Given instruction: Copy the records unchanged, starting with the line that contains "checkbox-box[interactable] [172,227,187,243]" and going on through the line that contains "repost-icon[interactable] [578,335,594,351]", both of those lines included.

— Begin Raw data —

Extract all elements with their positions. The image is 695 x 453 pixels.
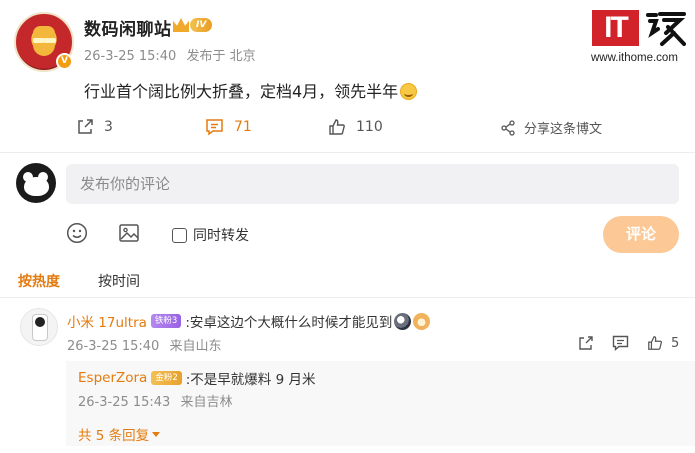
checkbox-box[interactable] [172,227,187,243]
post-author-name[interactable]: 数码闲聊站 [84,15,172,40]
fan-level-badge: 金粉2 [151,371,182,385]
post-time[interactable]: 26-3-25 15:40 [84,49,176,64]
crown-icon [173,18,189,32]
repost-icon[interactable] [578,335,594,351]
comment-line: 小米 17ultra 铁粉3 :安卓这边个大概什么时候才能见到 [67,311,431,331]
like-count: 110 [356,119,383,135]
reply-meta: 26-3-25 15:43 来自吉林 [78,391,233,410]
level-label: IV [190,18,213,32]
repost-checkbox[interactable]: 同时转发 [172,225,249,245]
emoji-icon [394,312,412,330]
reply-location: 来自吉林 [180,395,233,410]
comment-button[interactable]: 71 [205,118,252,136]
divider [0,152,695,153]
thumbs-up-icon [648,336,663,350]
post-text: 行业首个阔比例大折叠，定档4月，领先半年 [84,82,399,101]
reply-text: :不是早就爆料 9 月米 [185,372,316,388]
current-user-avatar[interactable] [16,163,56,203]
comment-time: 26-3-25 15:40 [67,339,160,354]
post-content: 行业首个阔比例大折叠，定档4月，领先半年 [84,78,418,102]
like-button[interactable]: 110 [328,118,383,136]
reply-time: 26-3-25 15:43 [78,395,171,410]
comment-icon [206,119,223,136]
post-location: 发布于 北京 [186,49,256,64]
thumbs-up-icon [329,119,345,135]
reply-author-name[interactable]: EsperZora [78,370,147,386]
commenter-avatar[interactable] [20,308,58,346]
submit-comment-button[interactable]: 评论 [603,216,679,253]
comment-like-button[interactable]: 5 [647,335,679,351]
repost-button[interactable]: 3 [76,118,113,136]
share-post-label: 分享这条博文 [524,122,603,137]
reply-line: EsperZora 金粉2 :不是早就爆料 9 月米 [78,368,315,388]
comment-location: 来自山东 [169,339,222,354]
tab-sort-by-hot[interactable]: 按热度 [18,271,60,291]
fan-level-badge: 铁粉3 [150,314,182,328]
emoji-icon[interactable] [66,222,88,244]
more-replies-label: 共 5 条回复 [78,428,150,444]
share-icon [501,119,515,136]
ithome-logo: IT [592,10,639,46]
comment-text: :安卓这边个大概什么时候才能见到 [185,315,393,331]
chevron-down-icon [152,431,161,437]
dog-emoji-icon [413,312,431,330]
comment-input[interactable] [66,164,679,204]
smile-emoji-icon [400,83,418,100]
post-meta: 26-3-25 15:40 发布于 北京 [84,45,262,64]
comment-meta: 26-3-25 15:40 来自山东 [67,335,222,354]
repost-checkbox-label: 同时转发 [193,228,249,244]
more-replies-link[interactable]: 共 5 条回复 [78,424,161,444]
divider [0,297,695,298]
vip-level-badge[interactable]: IV [173,18,213,32]
repost-count: 3 [104,119,113,135]
share-post-button[interactable]: 分享这条博文 [500,118,602,137]
comment-count: 71 [234,119,252,135]
commenter-name[interactable]: 小米 17ultra [67,311,147,331]
repost-icon [78,119,93,134]
image-icon[interactable] [118,222,140,244]
ithome-url: www.ithome.com [591,52,678,64]
tab-sort-by-time[interactable]: 按时间 [98,271,140,291]
comment-like-count: 5 [671,335,680,351]
ithome-logo-glyph-icon [646,12,686,46]
verified-badge: V [56,53,73,70]
reply-icon[interactable] [612,335,629,351]
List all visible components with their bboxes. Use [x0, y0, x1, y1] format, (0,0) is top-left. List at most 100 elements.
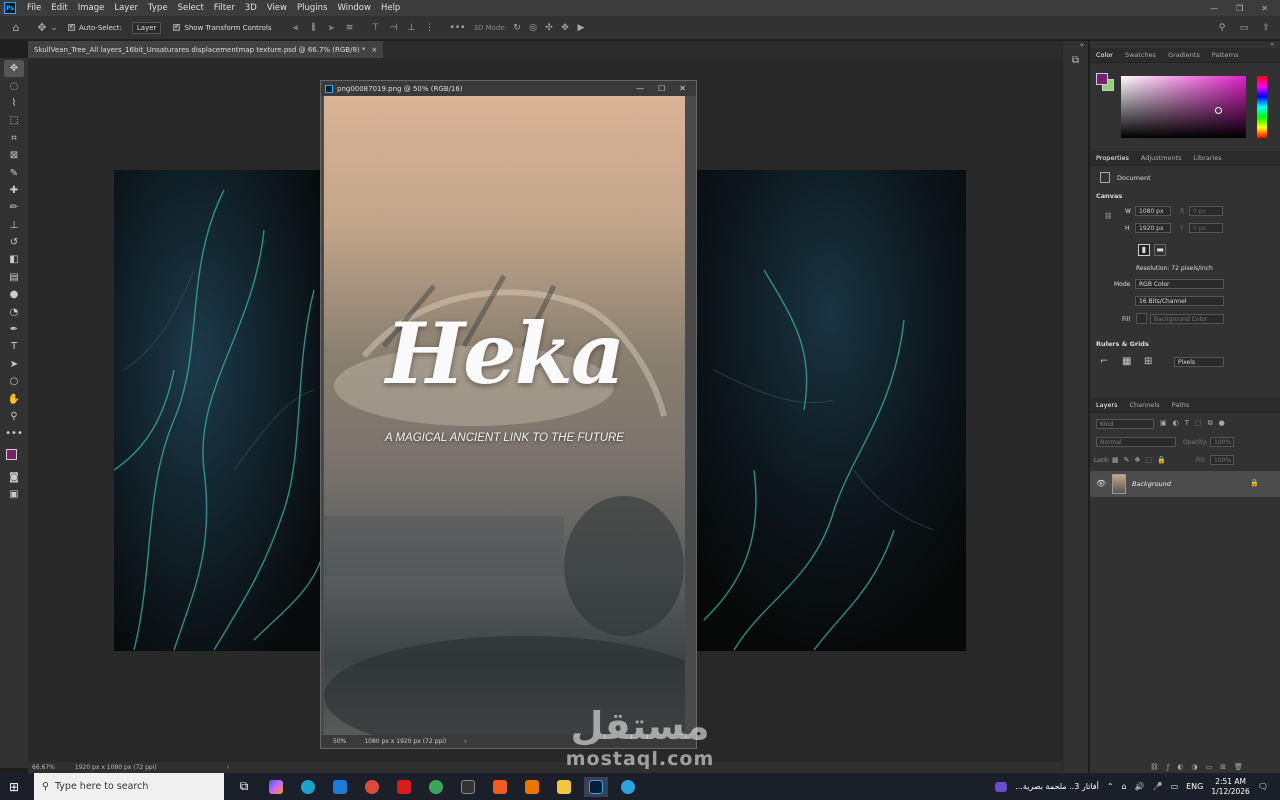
layer-name[interactable]: Background [1132, 480, 1171, 488]
menu-type[interactable]: Type [143, 3, 173, 13]
portrait-orientation-icon[interactable]: ▮ [1138, 244, 1150, 256]
opacity-field[interactable]: 100% [1210, 437, 1234, 447]
landscape-orientation-icon[interactable]: ▬ [1154, 244, 1166, 256]
object-select-icon[interactable]: ⬚ [4, 112, 24, 129]
chrome-app-icon[interactable] [360, 777, 384, 797]
status-arrow[interactable]: › [227, 764, 229, 771]
network-icon[interactable]: ⌂ [1122, 782, 1127, 791]
quick-mask-icon[interactable]: ◙ [4, 469, 24, 486]
search-icon[interactable]: ⚲ [1216, 23, 1228, 33]
vscode-app-icon[interactable] [328, 777, 352, 797]
rulers-grids-label[interactable]: Rulers & Grids [1096, 340, 1149, 348]
clock[interactable]: 2:51 AM 1/12/2026 [1211, 777, 1249, 797]
guides-icon[interactable]: ⊞ [1144, 356, 1152, 367]
mode-dropdown[interactable]: RGB Color [1135, 279, 1224, 289]
link-dimensions-icon[interactable]: ⛓ [1104, 212, 1112, 220]
type-tool-icon[interactable]: T [4, 338, 24, 355]
chrome-profile-app-icon[interactable] [424, 777, 448, 797]
pen-tool-icon[interactable]: ✒ [4, 321, 24, 338]
eraser-icon[interactable]: ◧ [4, 251, 24, 268]
blender-app-icon[interactable] [520, 777, 544, 797]
menu-help[interactable]: Help [376, 3, 405, 13]
tab-properties[interactable]: Properties [1096, 154, 1129, 162]
float-minimize-button[interactable]: — [636, 84, 644, 93]
x-field[interactable]: 0 px [1189, 206, 1223, 216]
layer-row[interactable]: 👁 Background 🔒 [1090, 471, 1280, 497]
tab-patterns[interactable]: Patterns [1212, 51, 1239, 59]
width-field[interactable]: 1080 px [1135, 206, 1171, 216]
align-right-icon[interactable]: ⫸ [326, 23, 338, 33]
height-field[interactable]: 1920 px [1135, 223, 1171, 233]
restore-button[interactable]: ❐ [1236, 4, 1243, 13]
notification-text[interactable]: أفاتار 3.. ملحمة بصرية... [1015, 782, 1099, 791]
lasso-tool-icon[interactable]: ◌ [4, 77, 24, 94]
color-foreground-swatch[interactable] [1096, 73, 1108, 85]
layer-filter-icons[interactable]: ▣◐T⬚⧉● [1160, 419, 1231, 428]
tab-paths[interactable]: Paths [1172, 401, 1190, 409]
ellipse-tool-icon[interactable]: ○ [4, 373, 24, 390]
security-app-icon[interactable] [392, 777, 416, 797]
chevron-up-icon[interactable]: ⌃ [1107, 782, 1114, 791]
menu-view[interactable]: View [262, 3, 292, 13]
minimize-button[interactable]: — [1210, 4, 1218, 13]
notifications-icon[interactable]: 🗨 [1258, 782, 1268, 791]
collapse-arrows-icon[interactable]: « [1063, 41, 1088, 49]
document-tab[interactable]: SkullVean_Tree_All layers_16bit_Unsatura… [28, 41, 384, 58]
zoom-tool-icon[interactable]: ⚲ [4, 408, 24, 425]
dodge-tool-icon[interactable]: ◔ [4, 303, 24, 320]
language-indicator[interactable]: ENG [1186, 782, 1203, 791]
tab-adjustments[interactable]: Adjustments [1141, 154, 1182, 162]
float-maximize-button[interactable]: ☐ [658, 84, 665, 93]
fill-opacity-field[interactable]: 100% [1210, 455, 1234, 465]
microphone-icon[interactable]: 🎤 [1153, 782, 1163, 791]
telegram-app-icon[interactable] [616, 777, 640, 797]
distribute-vertical-icon[interactable]: ⋮ [424, 23, 436, 33]
hand-tool-icon[interactable]: ✋ [4, 390, 24, 407]
eyedropper-icon[interactable]: ✎ [4, 164, 24, 181]
panel-collapse-icon[interactable]: » [1090, 41, 1280, 48]
align-top-icon[interactable]: ⊤ [370, 23, 382, 33]
brush-tool-icon[interactable]: ✏ [4, 199, 24, 216]
grid-icon[interactable]: ▦ [1122, 356, 1131, 367]
units-dropdown[interactable]: Pixels [1174, 357, 1224, 367]
3d-slide-icon[interactable]: ✥ [559, 23, 571, 33]
floating-document-window[interactable]: png00087019.png @ 50% (RGB/16) — ☐ ✕ Hek… [320, 80, 697, 749]
color-picker-cursor[interactable] [1215, 107, 1222, 114]
layer-bottom-actions[interactable]: ⛓ƒ◐◑▭⊞🗑 [1150, 763, 1251, 771]
show-transform-checkbox[interactable] [173, 23, 181, 31]
media-app-icon[interactable] [995, 781, 1008, 792]
tab-channels[interactable]: Channels [1130, 401, 1160, 409]
zoom-level[interactable]: 66.67% [32, 764, 55, 771]
fill-color-swatch[interactable] [1136, 313, 1147, 324]
edge-app-icon[interactable] [296, 777, 320, 797]
davinci-app-icon[interactable] [456, 777, 480, 797]
screen-mode-icon[interactable]: ▣ [4, 486, 24, 503]
copilot-app-icon[interactable] [264, 777, 288, 797]
lock-icons[interactable]: ▦✎✥⬚🔒 [1112, 456, 1171, 464]
tab-libraries[interactable]: Libraries [1194, 154, 1222, 162]
3d-orbit-icon[interactable]: ↻ [511, 23, 523, 33]
foreground-color[interactable] [6, 448, 17, 460]
task-view-icon[interactable]: ⧉ [232, 777, 256, 797]
photoshop-app-icon[interactable] [584, 776, 608, 797]
menu-filter[interactable]: Filter [209, 3, 240, 13]
menu-3d[interactable]: 3D [240, 3, 262, 13]
menu-edit[interactable]: Edit [46, 3, 72, 13]
ruler-icon[interactable]: ⌐ [1100, 356, 1108, 367]
menu-plugins[interactable]: Plugins [292, 3, 332, 13]
taskbar-search-input[interactable]: Type here to search [55, 781, 148, 792]
color-picker-field[interactable] [1121, 76, 1246, 138]
menu-select[interactable]: Select [173, 3, 209, 13]
gradient-tool-icon[interactable]: ▤ [4, 269, 24, 286]
color-swatches[interactable] [4, 447, 24, 469]
history-panel-icon[interactable]: ⧉ [1069, 55, 1083, 69]
float-close-button[interactable]: ✕ [679, 84, 686, 93]
distribute-icon[interactable]: ≡ [344, 23, 356, 33]
close-button[interactable]: ✕ [1261, 4, 1268, 13]
3d-camera-icon[interactable]: ▶ [575, 23, 587, 33]
auto-select-dropdown[interactable]: Layer [131, 21, 162, 34]
history-brush-icon[interactable]: ↺ [4, 234, 24, 251]
polygon-lasso-icon[interactable]: ⌇ [4, 95, 24, 112]
layer-filter-kind[interactable]: Kind [1096, 419, 1154, 429]
tab-layers[interactable]: Layers [1096, 401, 1118, 409]
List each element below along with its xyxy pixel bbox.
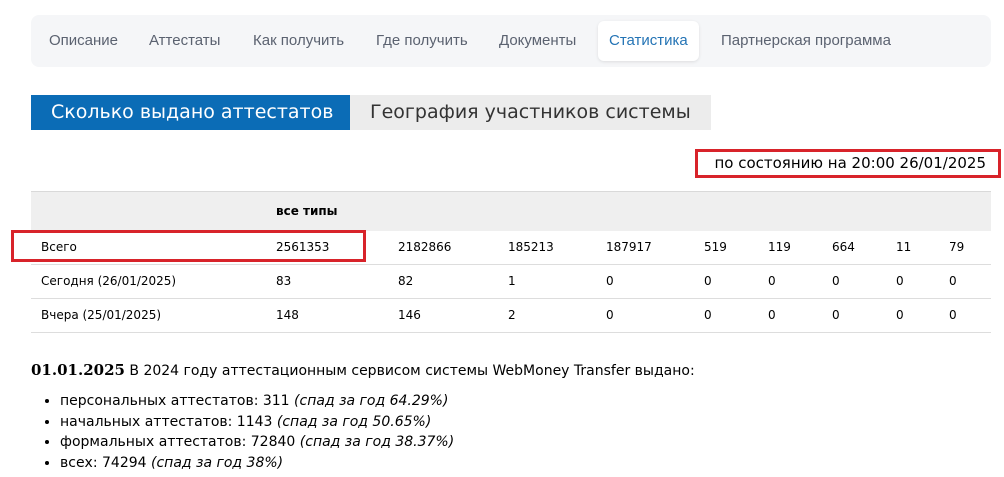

— End Raw data —

Exercise output:
checkbox-box[interactable] [172,227,187,243]
post-author-name[interactable]: 数码闲聊站 [84,15,172,40]
fan-level-badge: 金粉2 [151,371,182,385]
post-time[interactable]: 26-3-25 15:40 [84,49,176,64]
crown-icon [173,18,189,32]
repost-icon[interactable] [578,335,594,351]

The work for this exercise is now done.